REQUIREMENT
Set the listing down again exactly, please, apart from its pictures.

PROVIDED RECORDS
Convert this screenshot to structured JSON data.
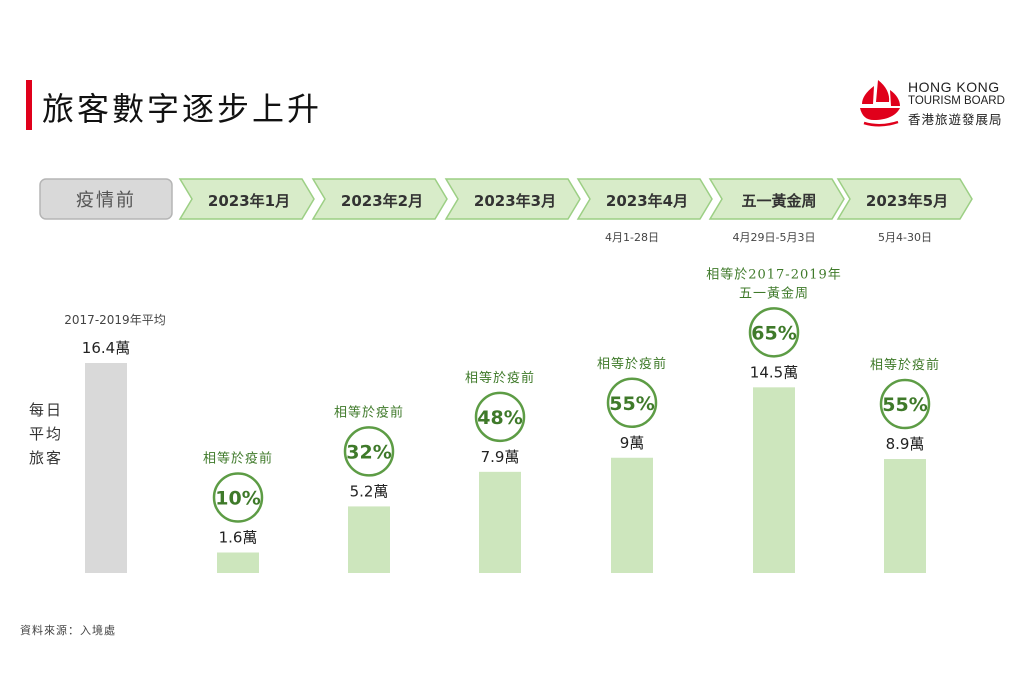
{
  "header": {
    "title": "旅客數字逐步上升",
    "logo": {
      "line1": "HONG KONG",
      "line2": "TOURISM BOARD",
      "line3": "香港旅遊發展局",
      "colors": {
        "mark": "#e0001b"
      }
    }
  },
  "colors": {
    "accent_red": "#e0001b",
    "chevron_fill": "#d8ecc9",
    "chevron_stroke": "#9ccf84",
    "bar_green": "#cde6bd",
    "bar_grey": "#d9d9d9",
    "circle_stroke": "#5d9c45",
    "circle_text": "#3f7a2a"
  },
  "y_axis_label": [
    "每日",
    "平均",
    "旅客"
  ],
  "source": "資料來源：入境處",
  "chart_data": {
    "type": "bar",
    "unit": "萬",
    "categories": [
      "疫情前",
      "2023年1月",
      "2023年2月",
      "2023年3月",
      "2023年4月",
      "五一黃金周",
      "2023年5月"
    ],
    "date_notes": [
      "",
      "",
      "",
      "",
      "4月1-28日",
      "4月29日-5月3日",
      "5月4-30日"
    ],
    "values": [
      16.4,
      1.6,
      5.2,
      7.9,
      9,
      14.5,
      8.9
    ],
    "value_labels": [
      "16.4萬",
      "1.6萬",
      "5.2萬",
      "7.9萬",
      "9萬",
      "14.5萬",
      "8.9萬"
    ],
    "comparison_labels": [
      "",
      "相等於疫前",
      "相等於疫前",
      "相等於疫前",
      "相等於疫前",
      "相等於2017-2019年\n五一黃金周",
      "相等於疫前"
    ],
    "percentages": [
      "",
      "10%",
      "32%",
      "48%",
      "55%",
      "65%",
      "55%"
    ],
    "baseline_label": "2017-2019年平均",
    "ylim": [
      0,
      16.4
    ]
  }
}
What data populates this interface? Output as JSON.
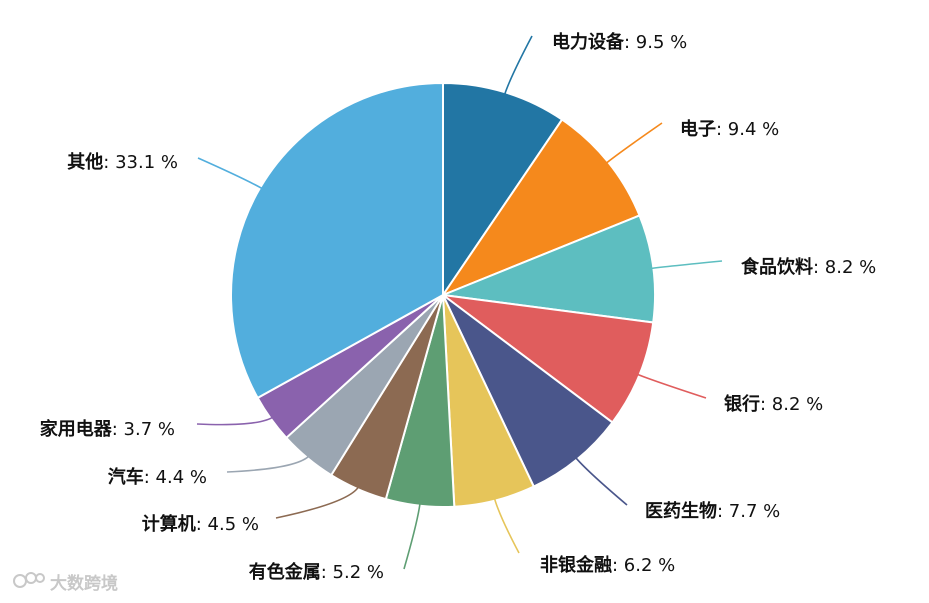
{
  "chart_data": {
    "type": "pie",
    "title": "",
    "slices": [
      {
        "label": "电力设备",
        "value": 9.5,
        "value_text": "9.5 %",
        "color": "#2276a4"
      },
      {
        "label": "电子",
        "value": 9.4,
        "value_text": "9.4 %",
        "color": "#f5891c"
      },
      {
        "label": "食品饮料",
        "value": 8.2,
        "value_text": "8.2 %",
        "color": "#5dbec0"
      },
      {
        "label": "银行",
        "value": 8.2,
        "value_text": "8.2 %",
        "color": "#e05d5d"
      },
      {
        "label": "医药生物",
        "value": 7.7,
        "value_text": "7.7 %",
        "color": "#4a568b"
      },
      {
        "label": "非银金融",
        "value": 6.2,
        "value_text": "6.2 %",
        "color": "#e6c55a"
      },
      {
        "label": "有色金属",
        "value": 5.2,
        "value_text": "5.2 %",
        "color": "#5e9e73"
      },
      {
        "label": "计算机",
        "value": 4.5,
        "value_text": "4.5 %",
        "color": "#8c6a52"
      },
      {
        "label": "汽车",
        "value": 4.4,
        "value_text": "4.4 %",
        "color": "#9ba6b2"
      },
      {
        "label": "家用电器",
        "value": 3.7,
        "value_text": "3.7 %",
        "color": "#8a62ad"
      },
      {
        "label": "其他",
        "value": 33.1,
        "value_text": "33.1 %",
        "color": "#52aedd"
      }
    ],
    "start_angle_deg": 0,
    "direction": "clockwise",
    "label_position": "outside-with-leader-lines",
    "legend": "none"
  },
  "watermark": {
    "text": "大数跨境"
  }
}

RESPONSE TO THIS TASK
Convert this screenshot to structured JSON data.
{
  "header": {
    "title": "旅客數字逐步上升",
    "logo": {
      "line1": "HONG KONG",
      "line2": "TOURISM BOARD",
      "line3": "香港旅遊發展局",
      "colors": {
        "mark": "#e0001b"
      }
    }
  },
  "colors": {
    "accent_red": "#e0001b",
    "chevron_fill": "#d8ecc9",
    "chevron_stroke": "#9ccf84",
    "bar_green": "#cde6bd",
    "bar_grey": "#d9d9d9",
    "circle_stroke": "#5d9c45",
    "circle_text": "#3f7a2a"
  },
  "y_axis_label": [
    "每日",
    "平均",
    "旅客"
  ],
  "source": "資料來源：入境處",
  "chart_data": {
    "type": "bar",
    "unit": "萬",
    "categories": [
      "疫情前",
      "2023年1月",
      "2023年2月",
      "2023年3月",
      "2023年4月",
      "五一黃金周",
      "2023年5月"
    ],
    "date_notes": [
      "",
      "",
      "",
      "",
      "4月1-28日",
      "4月29日-5月3日",
      "5月4-30日"
    ],
    "values": [
      16.4,
      1.6,
      5.2,
      7.9,
      9,
      14.5,
      8.9
    ],
    "value_labels": [
      "16.4萬",
      "1.6萬",
      "5.2萬",
      "7.9萬",
      "9萬",
      "14.5萬",
      "8.9萬"
    ],
    "comparison_labels": [
      "",
      "相等於疫前",
      "相等於疫前",
      "相等於疫前",
      "相等於疫前",
      "相等於2017-2019年\n五一黃金周",
      "相等於疫前"
    ],
    "percentages": [
      "",
      "10%",
      "32%",
      "48%",
      "55%",
      "65%",
      "55%"
    ],
    "baseline_label": "2017-2019年平均",
    "ylim": [
      0,
      16.4
    ]
  }
}
What data populates this interface? Output as JSON.
{
  "chart_data": {
    "type": "pie",
    "title": "",
    "slices": [
      {
        "label": "电力设备",
        "value": 9.5,
        "value_text": "9.5 %",
        "color": "#2276a4"
      },
      {
        "label": "电子",
        "value": 9.4,
        "value_text": "9.4 %",
        "color": "#f5891c"
      },
      {
        "label": "食品饮料",
        "value": 8.2,
        "value_text": "8.2 %",
        "color": "#5dbec0"
      },
      {
        "label": "银行",
        "value": 8.2,
        "value_text": "8.2 %",
        "color": "#e05d5d"
      },
      {
        "label": "医药生物",
        "value": 7.7,
        "value_text": "7.7 %",
        "color": "#4a568b"
      },
      {
        "label": "非银金融",
        "value": 6.2,
        "value_text": "6.2 %",
        "color": "#e6c55a"
      },
      {
        "label": "有色金属",
        "value": 5.2,
        "value_text": "5.2 %",
        "color": "#5e9e73"
      },
      {
        "label": "计算机",
        "value": 4.5,
        "value_text": "4.5 %",
        "color": "#8c6a52"
      },
      {
        "label": "汽车",
        "value": 4.4,
        "value_text": "4.4 %",
        "color": "#9ba6b2"
      },
      {
        "label": "家用电器",
        "value": 3.7,
        "value_text": "3.7 %",
        "color": "#8a62ad"
      },
      {
        "label": "其他",
        "value": 33.1,
        "value_text": "33.1 %",
        "color": "#52aedd"
      }
    ],
    "start_angle_deg": 0,
    "direction": "clockwise",
    "label_position": "outside-with-leader-lines",
    "legend": "none"
  },
  "watermark": {
    "text": "大数跨境"
  }
}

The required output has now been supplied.